Gather all lines with "Health" from the records.

**Records shown**
==========
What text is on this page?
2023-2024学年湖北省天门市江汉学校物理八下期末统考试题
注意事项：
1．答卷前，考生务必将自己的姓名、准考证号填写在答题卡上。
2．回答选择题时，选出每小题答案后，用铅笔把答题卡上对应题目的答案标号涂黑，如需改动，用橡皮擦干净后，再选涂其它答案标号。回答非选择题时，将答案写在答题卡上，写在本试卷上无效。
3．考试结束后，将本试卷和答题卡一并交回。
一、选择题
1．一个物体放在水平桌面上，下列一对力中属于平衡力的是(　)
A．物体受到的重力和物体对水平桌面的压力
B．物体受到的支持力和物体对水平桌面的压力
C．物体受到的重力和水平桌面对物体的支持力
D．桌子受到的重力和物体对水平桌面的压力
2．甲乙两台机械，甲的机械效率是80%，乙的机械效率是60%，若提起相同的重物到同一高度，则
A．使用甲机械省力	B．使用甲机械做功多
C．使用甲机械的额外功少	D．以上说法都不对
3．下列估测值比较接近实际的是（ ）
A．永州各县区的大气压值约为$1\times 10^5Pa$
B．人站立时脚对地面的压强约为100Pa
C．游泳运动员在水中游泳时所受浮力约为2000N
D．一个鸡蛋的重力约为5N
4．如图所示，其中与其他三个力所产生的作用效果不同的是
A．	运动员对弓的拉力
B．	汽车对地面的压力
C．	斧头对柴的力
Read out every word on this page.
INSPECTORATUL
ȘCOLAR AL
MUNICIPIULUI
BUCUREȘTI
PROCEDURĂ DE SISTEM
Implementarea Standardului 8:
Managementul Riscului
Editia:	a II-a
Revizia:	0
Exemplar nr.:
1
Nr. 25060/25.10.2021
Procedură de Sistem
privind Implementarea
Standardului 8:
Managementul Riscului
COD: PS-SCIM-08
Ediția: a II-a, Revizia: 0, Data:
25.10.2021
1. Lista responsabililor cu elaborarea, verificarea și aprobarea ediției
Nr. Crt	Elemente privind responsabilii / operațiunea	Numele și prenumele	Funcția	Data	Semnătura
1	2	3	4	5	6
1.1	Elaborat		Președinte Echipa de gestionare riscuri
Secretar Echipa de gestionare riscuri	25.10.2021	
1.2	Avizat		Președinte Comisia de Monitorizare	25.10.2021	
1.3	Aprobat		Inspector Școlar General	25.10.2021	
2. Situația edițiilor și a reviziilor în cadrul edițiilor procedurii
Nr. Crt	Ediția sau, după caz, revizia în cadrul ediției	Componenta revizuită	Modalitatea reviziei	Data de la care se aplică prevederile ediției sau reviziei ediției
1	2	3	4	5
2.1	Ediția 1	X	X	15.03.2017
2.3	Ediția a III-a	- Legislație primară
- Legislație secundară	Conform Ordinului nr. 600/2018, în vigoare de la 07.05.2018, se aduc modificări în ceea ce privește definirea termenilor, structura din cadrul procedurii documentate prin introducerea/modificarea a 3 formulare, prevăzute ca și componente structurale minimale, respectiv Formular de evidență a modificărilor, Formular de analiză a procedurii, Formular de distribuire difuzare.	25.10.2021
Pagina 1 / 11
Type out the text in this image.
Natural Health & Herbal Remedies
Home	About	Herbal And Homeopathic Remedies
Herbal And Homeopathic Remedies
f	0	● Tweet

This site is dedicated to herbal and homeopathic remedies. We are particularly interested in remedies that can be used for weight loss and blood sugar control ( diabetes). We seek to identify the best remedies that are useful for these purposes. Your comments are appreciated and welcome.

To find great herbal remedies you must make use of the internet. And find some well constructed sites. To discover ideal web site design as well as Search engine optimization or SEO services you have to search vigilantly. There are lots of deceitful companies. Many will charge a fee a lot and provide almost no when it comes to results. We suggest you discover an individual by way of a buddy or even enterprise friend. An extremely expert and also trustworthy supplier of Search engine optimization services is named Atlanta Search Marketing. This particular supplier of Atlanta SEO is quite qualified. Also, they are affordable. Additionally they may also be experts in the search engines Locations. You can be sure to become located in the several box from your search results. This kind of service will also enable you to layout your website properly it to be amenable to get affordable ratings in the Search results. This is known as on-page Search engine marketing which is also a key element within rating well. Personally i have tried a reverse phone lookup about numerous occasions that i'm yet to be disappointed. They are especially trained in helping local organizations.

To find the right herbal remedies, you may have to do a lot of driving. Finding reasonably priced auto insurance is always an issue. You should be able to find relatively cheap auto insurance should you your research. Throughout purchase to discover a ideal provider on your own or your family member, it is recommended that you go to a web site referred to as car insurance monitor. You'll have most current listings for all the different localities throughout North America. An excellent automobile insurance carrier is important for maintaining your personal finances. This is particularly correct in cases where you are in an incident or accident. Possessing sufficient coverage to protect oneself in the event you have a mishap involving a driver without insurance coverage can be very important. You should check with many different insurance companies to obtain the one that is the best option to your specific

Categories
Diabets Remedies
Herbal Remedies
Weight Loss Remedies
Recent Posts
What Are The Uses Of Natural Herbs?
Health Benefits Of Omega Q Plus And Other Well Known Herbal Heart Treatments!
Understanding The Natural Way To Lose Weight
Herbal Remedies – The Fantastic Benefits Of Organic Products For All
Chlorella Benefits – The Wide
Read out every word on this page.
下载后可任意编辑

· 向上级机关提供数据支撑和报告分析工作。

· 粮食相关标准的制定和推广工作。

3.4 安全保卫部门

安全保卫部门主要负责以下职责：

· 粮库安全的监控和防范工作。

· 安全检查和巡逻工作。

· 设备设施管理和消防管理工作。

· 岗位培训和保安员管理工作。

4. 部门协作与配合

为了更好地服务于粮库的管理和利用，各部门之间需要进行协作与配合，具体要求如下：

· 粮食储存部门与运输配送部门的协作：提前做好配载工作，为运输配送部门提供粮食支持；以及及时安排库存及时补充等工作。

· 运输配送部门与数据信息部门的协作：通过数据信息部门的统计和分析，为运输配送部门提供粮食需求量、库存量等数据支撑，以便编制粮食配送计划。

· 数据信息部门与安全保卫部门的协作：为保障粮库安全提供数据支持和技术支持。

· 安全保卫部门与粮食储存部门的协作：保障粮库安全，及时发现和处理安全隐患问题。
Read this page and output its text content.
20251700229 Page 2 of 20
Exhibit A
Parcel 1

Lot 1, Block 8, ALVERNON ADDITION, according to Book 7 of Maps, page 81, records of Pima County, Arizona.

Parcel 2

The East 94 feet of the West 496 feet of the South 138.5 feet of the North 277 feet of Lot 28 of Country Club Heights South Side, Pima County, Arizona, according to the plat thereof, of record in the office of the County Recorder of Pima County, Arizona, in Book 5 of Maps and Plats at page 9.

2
==========
**The solution**
Natural Health & Herbal Remedies
Health Benefits Of Omega Q Plus And Other Well Known Herbal Heart Treatments!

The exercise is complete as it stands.